Written request. Wherever the string "this" appears in the listing, copy that line.

[Dataset entries on figures]

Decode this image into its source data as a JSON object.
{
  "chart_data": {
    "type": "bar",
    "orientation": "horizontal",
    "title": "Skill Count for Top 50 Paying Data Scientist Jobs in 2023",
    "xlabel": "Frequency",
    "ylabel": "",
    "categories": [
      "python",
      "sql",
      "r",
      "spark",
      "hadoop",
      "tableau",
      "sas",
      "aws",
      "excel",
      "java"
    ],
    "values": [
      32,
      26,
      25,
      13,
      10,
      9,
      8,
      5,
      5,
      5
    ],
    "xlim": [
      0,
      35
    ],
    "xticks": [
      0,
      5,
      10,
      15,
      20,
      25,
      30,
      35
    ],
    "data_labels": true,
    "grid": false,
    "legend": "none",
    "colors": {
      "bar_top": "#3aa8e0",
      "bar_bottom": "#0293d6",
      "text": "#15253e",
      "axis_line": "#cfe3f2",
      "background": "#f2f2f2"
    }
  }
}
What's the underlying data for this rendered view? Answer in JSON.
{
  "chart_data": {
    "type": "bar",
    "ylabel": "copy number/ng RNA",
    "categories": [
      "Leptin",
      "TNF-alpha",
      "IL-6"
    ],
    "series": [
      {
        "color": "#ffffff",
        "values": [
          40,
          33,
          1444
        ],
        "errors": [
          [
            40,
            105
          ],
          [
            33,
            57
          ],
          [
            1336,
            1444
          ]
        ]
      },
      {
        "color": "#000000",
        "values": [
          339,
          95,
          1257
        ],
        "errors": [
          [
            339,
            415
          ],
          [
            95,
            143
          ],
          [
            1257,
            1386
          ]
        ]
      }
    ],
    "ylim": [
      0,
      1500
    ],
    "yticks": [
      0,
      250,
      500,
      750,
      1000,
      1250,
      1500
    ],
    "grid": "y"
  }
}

Reply.
Decode this image into its source data as a JSON object.
What's the underlying data for this rendered view? Answer in JSON.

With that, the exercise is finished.